---------- SUPPLIED RECORDS
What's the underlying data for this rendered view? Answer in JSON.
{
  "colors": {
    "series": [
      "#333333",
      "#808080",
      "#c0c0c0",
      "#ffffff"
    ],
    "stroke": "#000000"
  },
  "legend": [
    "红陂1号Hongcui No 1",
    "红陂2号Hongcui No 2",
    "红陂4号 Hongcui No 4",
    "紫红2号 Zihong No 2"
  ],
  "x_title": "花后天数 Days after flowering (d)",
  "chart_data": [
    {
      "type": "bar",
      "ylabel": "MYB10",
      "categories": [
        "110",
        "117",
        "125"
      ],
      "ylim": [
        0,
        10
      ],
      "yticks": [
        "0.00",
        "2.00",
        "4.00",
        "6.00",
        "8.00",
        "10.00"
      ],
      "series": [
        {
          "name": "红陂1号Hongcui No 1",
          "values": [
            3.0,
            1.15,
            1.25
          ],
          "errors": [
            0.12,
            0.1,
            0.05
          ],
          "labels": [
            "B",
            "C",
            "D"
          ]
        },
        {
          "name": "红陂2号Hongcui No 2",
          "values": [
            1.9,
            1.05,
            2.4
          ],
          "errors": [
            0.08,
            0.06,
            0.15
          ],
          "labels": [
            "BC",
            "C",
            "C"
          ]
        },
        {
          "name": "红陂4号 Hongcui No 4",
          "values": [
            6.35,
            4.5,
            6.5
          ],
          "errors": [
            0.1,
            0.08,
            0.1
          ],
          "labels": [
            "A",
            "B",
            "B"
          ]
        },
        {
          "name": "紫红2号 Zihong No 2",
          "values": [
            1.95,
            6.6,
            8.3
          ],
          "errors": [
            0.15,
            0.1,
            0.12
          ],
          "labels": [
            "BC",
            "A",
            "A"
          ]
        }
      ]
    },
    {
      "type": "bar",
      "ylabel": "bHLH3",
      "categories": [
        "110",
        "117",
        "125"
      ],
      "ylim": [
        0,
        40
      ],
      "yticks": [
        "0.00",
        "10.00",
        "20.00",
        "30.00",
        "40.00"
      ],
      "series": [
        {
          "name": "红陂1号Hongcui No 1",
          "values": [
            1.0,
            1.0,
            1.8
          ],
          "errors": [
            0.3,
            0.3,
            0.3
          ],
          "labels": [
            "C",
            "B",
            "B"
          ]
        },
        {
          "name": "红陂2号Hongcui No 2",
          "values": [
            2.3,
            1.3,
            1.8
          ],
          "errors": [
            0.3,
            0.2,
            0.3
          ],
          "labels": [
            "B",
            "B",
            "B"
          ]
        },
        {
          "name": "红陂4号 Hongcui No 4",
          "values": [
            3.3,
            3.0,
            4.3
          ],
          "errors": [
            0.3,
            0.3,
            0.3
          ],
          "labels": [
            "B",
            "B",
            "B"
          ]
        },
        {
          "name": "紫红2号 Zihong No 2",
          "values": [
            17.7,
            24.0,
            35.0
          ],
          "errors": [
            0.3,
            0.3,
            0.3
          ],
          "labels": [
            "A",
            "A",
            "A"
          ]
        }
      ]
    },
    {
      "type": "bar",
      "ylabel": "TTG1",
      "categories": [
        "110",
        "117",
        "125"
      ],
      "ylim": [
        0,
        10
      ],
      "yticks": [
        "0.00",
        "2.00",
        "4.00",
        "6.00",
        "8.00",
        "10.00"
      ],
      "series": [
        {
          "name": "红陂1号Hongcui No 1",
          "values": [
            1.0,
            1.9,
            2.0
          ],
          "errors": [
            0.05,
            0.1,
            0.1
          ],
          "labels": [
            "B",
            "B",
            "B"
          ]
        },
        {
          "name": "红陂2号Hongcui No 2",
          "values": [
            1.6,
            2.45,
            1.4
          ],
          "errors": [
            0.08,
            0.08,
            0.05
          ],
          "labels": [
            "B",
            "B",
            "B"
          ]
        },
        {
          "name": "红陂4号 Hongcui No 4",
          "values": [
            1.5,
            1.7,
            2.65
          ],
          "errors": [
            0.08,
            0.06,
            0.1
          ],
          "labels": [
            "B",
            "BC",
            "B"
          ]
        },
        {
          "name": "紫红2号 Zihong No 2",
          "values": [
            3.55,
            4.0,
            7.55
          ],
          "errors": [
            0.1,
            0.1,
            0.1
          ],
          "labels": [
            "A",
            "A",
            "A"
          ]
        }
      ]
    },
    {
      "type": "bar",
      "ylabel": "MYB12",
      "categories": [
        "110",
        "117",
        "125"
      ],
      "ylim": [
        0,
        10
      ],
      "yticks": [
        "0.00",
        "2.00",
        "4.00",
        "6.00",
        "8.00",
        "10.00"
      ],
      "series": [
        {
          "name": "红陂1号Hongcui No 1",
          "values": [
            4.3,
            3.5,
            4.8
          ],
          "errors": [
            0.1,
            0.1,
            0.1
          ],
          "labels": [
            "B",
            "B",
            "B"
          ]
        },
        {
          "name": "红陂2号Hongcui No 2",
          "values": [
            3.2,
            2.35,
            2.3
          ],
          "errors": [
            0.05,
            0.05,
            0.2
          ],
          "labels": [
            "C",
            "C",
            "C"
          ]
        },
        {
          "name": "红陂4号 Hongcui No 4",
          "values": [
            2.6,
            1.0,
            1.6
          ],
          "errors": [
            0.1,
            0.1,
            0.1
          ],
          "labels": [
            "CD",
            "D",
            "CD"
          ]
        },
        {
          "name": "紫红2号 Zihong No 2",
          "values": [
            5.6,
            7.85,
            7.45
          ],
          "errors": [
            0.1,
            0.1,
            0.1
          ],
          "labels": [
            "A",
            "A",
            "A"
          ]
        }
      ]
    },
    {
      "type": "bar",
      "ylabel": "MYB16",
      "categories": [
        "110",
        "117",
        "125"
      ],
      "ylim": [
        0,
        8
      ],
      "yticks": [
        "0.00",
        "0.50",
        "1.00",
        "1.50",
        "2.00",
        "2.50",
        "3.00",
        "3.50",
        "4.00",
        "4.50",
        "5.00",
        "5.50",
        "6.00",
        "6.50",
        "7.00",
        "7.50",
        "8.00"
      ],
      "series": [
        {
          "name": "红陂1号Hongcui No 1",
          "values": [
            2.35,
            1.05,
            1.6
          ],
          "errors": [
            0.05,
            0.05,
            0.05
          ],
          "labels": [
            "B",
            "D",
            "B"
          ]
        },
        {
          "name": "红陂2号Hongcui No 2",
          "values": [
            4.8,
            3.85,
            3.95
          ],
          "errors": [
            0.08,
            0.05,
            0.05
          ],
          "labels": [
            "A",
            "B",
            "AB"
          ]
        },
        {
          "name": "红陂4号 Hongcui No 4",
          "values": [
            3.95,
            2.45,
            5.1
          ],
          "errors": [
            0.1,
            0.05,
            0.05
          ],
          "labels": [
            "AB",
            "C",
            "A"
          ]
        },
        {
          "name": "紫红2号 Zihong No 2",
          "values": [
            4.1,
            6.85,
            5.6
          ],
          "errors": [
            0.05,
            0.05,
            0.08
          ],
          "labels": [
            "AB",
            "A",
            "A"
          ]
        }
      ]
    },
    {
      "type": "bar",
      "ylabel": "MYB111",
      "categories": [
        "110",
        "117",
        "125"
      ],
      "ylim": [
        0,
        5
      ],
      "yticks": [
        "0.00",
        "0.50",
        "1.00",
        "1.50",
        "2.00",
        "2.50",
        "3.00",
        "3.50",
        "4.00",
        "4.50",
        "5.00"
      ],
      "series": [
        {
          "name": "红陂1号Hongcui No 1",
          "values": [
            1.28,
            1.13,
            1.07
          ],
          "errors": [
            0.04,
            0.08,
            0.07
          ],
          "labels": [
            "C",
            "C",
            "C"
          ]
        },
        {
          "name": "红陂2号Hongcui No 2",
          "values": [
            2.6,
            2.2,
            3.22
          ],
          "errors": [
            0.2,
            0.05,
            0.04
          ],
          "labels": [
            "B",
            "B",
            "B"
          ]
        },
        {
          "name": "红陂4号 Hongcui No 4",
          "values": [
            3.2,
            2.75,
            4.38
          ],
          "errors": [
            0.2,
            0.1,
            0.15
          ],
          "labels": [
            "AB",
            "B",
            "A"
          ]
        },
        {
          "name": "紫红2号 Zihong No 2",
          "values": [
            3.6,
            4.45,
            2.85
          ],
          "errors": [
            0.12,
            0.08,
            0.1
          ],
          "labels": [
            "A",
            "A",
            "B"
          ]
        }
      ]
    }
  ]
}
--------------------
Find every line that has "ylabel" in it, then return those lines.

WORKED ANSWER:
      "ylabel": "MYB10",
      "ylabel": "bHLH3",
      "ylabel": "TTG1",
      "ylabel": "MYB12",
      "ylabel": "MYB16",
      "ylabel": "MYB111",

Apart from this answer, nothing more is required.